TASK BRIEF
Will you extract the entries word for word? Images should not appear in the copy.

EXCERPTED RECORDS
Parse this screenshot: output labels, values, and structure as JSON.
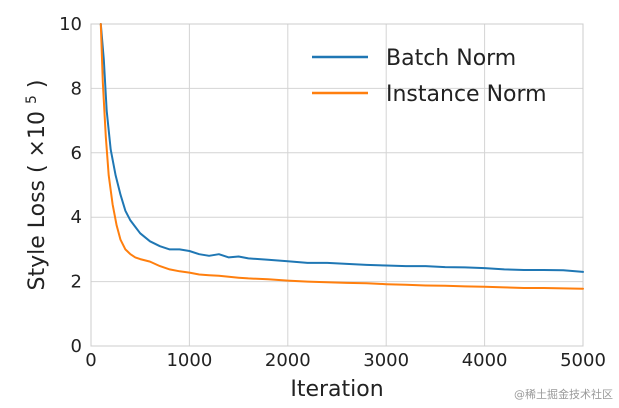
{
  "watermark": "@稀土掘金技术社区",
  "chart_data": {
    "type": "line",
    "title": "",
    "xlabel": "Iteration",
    "ylabel_prefix": "Style Loss (",
    "ylabel_times": "×10",
    "ylabel_exp": "5",
    "ylabel_suffix": ")",
    "xlim": [
      0,
      5000
    ],
    "ylim": [
      0,
      10
    ],
    "xticks": [
      0,
      1000,
      2000,
      3000,
      4000,
      5000
    ],
    "yticks": [
      0,
      2,
      4,
      6,
      8,
      10
    ],
    "grid": true,
    "legend_position": "top-right",
    "series": [
      {
        "name": "Batch Norm",
        "color": "#1f77b4",
        "x": [
          100,
          130,
          160,
          200,
          250,
          300,
          350,
          400,
          450,
          500,
          600,
          700,
          800,
          900,
          1000,
          1100,
          1200,
          1300,
          1400,
          1500,
          1600,
          1800,
          2000,
          2200,
          2400,
          2600,
          2800,
          3000,
          3200,
          3400,
          3600,
          3800,
          4000,
          4200,
          4400,
          4600,
          4800,
          5000
        ],
        "y": [
          10.0,
          8.9,
          7.3,
          6.1,
          5.3,
          4.7,
          4.2,
          3.9,
          3.7,
          3.5,
          3.25,
          3.1,
          3.0,
          3.0,
          2.95,
          2.85,
          2.8,
          2.85,
          2.75,
          2.78,
          2.72,
          2.68,
          2.63,
          2.58,
          2.58,
          2.55,
          2.52,
          2.5,
          2.48,
          2.48,
          2.45,
          2.44,
          2.42,
          2.38,
          2.36,
          2.36,
          2.35,
          2.3
        ]
      },
      {
        "name": "Instance Norm",
        "color": "#ff7f0e",
        "x": [
          100,
          120,
          150,
          180,
          220,
          260,
          300,
          350,
          400,
          450,
          500,
          600,
          700,
          800,
          900,
          1000,
          1100,
          1200,
          1300,
          1400,
          1500,
          1600,
          1800,
          2000,
          2200,
          2400,
          2600,
          2800,
          3000,
          3200,
          3400,
          3600,
          3800,
          4000,
          4200,
          4400,
          4600,
          4800,
          5000
        ],
        "y": [
          10.0,
          8.2,
          6.5,
          5.3,
          4.4,
          3.75,
          3.3,
          3.0,
          2.85,
          2.75,
          2.7,
          2.62,
          2.48,
          2.38,
          2.32,
          2.28,
          2.22,
          2.2,
          2.18,
          2.15,
          2.12,
          2.1,
          2.07,
          2.03,
          2.0,
          1.98,
          1.96,
          1.95,
          1.92,
          1.9,
          1.88,
          1.87,
          1.85,
          1.84,
          1.82,
          1.8,
          1.8,
          1.79,
          1.78
        ]
      }
    ]
  }
}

CORRECT RESULT
Parse this screenshot: output labels, values, and structure as JSON.
{
  "watermark": "@稀土掘金技术社区",
  "chart_data": {
    "type": "line",
    "title": "",
    "xlabel": "Iteration",
    "ylabel_prefix": "Style Loss (",
    "ylabel_times": "×10",
    "ylabel_exp": "5",
    "ylabel_suffix": ")",
    "xlim": [
      0,
      5000
    ],
    "ylim": [
      0,
      10
    ],
    "xticks": [
      0,
      1000,
      2000,
      3000,
      4000,
      5000
    ],
    "yticks": [
      0,
      2,
      4,
      6,
      8,
      10
    ],
    "grid": true,
    "legend_position": "top-right",
    "series": [
      {
        "name": "Batch Norm",
        "color": "#1f77b4",
        "x": [
          100,
          130,
          160,
          200,
          250,
          300,
          350,
          400,
          450,
          500,
          600,
          700,
          800,
          900,
          1000,
          1100,
          1200,
          1300,
          1400,
          1500,
          1600,
          1800,
          2000,
          2200,
          2400,
          2600,
          2800,
          3000,
          3200,
          3400,
          3600,
          3800,
          4000,
          4200,
          4400,
          4600,
          4800,
          5000
        ],
        "y": [
          10.0,
          8.9,
          7.3,
          6.1,
          5.3,
          4.7,
          4.2,
          3.9,
          3.7,
          3.5,
          3.25,
          3.1,
          3.0,
          3.0,
          2.95,
          2.85,
          2.8,
          2.85,
          2.75,
          2.78,
          2.72,
          2.68,
          2.63,
          2.58,
          2.58,
          2.55,
          2.52,
          2.5,
          2.48,
          2.48,
          2.45,
          2.44,
          2.42,
          2.38,
          2.36,
          2.36,
          2.35,
          2.3
        ]
      },
      {
        "name": "Instance Norm",
        "color": "#ff7f0e",
        "x": [
          100,
          120,
          150,
          180,
          220,
          260,
          300,
          350,
          400,
          450,
          500,
          600,
          700,
          800,
          900,
          1000,
          1100,
          1200,
          1300,
          1400,
          1500,
          1600,
          1800,
          2000,
          2200,
          2400,
          2600,
          2800,
          3000,
          3200,
          3400,
          3600,
          3800,
          4000,
          4200,
          4400,
          4600,
          4800,
          5000
        ],
        "y": [
          10.0,
          8.2,
          6.5,
          5.3,
          4.4,
          3.75,
          3.3,
          3.0,
          2.85,
          2.75,
          2.7,
          2.62,
          2.48,
          2.38,
          2.32,
          2.28,
          2.22,
          2.2,
          2.18,
          2.15,
          2.12,
          2.1,
          2.07,
          2.03,
          2.0,
          1.98,
          1.96,
          1.95,
          1.92,
          1.9,
          1.88,
          1.87,
          1.85,
          1.84,
          1.82,
          1.8,
          1.8,
          1.79,
          1.78
        ]
      }
    ]
  }
}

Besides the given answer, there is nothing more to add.